• _WHAT YOU WILL DO_
Write out all lines holding the word "Instructions".

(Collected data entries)
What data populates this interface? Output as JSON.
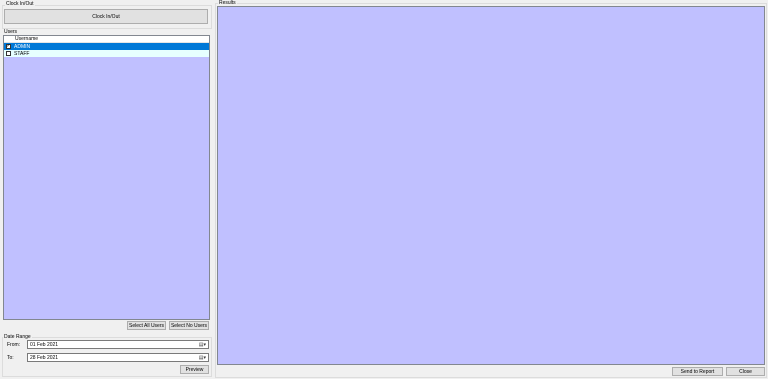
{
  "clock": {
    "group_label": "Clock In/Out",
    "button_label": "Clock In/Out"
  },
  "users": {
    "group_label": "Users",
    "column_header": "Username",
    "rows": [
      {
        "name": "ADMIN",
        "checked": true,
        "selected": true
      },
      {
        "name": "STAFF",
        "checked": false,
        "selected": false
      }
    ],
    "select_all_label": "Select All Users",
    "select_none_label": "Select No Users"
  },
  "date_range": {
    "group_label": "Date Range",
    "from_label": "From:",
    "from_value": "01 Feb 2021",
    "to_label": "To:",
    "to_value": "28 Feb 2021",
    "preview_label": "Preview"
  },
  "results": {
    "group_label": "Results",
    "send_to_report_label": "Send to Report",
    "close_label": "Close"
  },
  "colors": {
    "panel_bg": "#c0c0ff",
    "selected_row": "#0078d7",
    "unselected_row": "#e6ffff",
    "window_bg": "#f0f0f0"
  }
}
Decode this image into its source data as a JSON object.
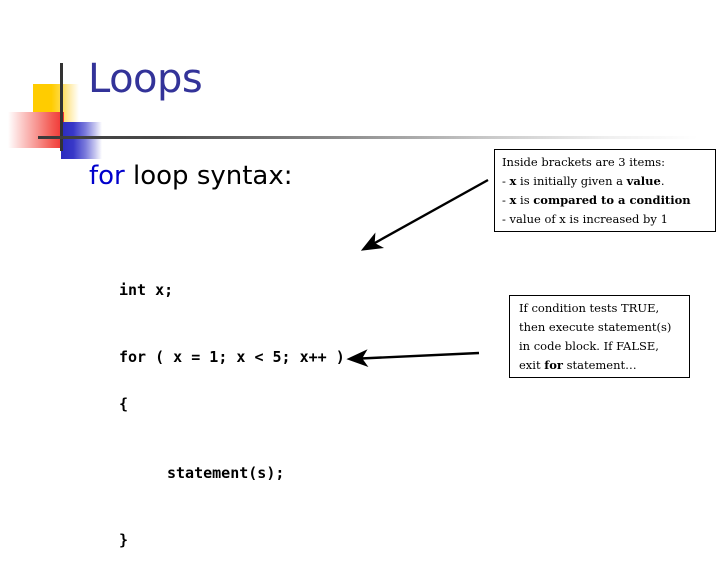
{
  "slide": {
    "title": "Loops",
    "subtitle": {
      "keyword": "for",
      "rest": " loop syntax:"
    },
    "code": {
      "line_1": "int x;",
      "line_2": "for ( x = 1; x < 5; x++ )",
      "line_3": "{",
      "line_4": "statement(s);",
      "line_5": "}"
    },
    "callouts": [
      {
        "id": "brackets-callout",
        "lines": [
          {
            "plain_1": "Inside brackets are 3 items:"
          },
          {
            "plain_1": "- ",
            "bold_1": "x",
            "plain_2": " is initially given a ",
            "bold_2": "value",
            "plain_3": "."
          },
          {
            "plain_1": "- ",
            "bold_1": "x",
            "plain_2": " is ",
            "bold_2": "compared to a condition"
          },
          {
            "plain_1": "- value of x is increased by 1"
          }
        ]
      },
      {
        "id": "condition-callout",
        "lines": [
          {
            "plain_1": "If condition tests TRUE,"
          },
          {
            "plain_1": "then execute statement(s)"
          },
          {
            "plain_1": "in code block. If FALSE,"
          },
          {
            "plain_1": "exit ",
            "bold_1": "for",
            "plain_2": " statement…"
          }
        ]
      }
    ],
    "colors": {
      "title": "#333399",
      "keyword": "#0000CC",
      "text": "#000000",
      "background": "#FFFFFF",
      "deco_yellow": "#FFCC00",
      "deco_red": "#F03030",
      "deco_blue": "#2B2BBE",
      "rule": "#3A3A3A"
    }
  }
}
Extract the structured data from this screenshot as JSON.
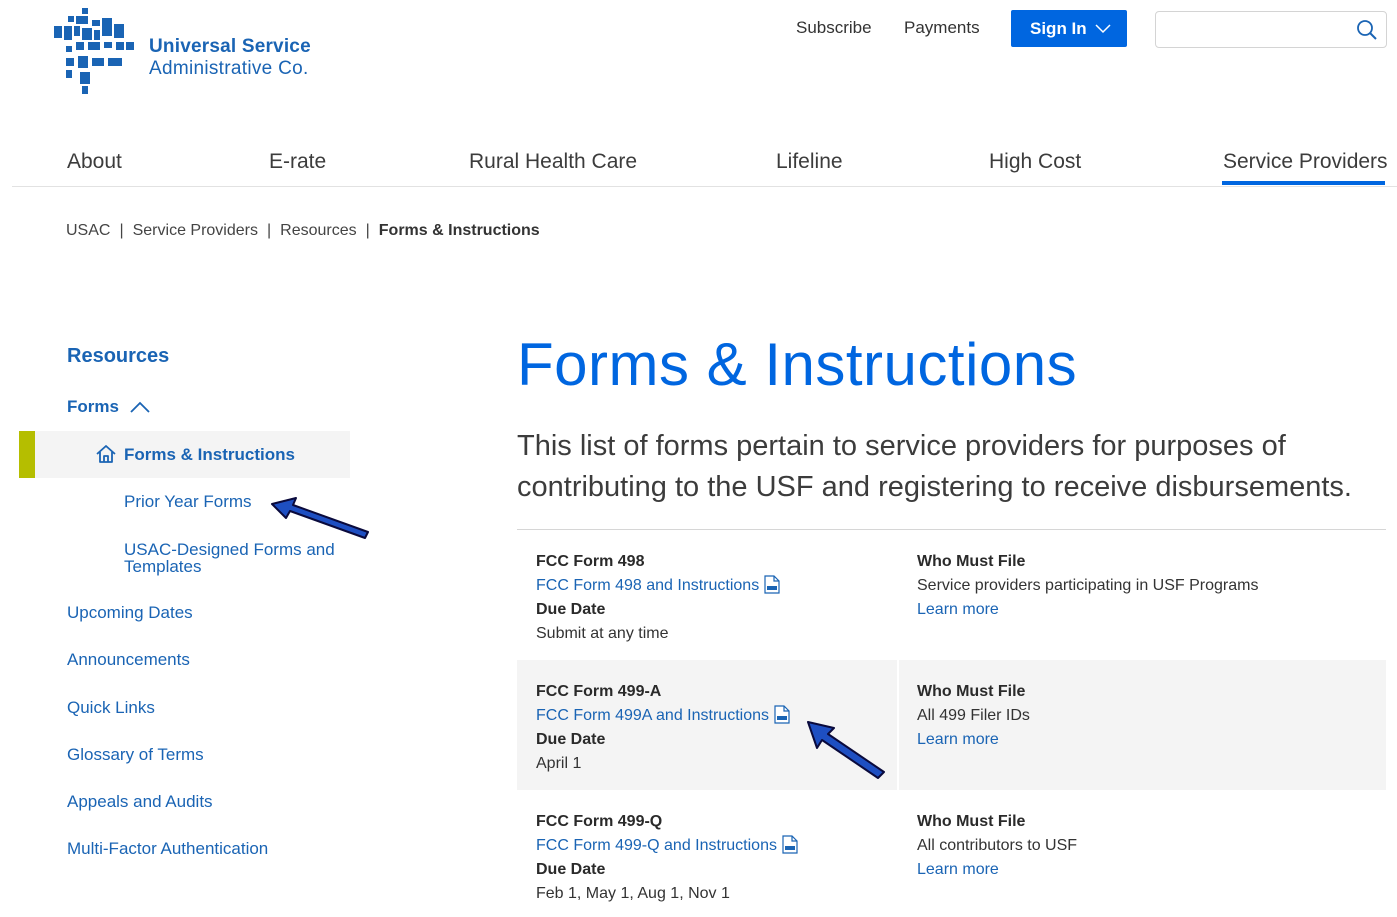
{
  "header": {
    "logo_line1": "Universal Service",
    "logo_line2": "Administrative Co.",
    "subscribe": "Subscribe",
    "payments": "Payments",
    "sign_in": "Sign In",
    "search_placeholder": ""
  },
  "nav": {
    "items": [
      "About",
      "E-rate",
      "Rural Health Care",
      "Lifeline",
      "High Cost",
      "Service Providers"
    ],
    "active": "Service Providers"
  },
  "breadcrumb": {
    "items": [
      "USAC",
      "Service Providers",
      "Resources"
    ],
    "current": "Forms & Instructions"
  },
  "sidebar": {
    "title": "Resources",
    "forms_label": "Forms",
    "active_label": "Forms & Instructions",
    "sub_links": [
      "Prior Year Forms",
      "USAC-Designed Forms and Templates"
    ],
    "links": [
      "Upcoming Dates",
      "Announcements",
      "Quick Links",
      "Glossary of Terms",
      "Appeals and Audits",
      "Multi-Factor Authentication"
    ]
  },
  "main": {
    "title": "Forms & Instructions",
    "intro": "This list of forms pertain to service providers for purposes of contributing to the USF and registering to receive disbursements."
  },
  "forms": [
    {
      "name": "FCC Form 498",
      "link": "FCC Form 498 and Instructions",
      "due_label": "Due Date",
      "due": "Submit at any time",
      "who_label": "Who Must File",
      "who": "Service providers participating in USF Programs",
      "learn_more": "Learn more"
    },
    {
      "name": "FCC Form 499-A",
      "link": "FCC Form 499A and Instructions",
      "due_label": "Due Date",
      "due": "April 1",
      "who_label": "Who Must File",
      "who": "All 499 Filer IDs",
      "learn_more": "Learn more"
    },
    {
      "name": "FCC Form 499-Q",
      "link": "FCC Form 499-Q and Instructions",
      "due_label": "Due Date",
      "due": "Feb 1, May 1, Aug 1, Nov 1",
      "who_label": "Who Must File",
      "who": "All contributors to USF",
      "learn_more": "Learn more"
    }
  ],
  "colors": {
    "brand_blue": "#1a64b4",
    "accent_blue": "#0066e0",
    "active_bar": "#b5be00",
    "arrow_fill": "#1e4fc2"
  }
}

• _RESPONSE FOR THIS EXERCISE_
    "current": "Forms & Instructions"
    "active_label": "Forms & Instructions",
    "title": "Forms & Instructions",
      "link": "FCC Form 498 and Instructions",
      "link": "FCC Form 499A and Instructions",
      "link": "FCC Form 499-Q and Instructions",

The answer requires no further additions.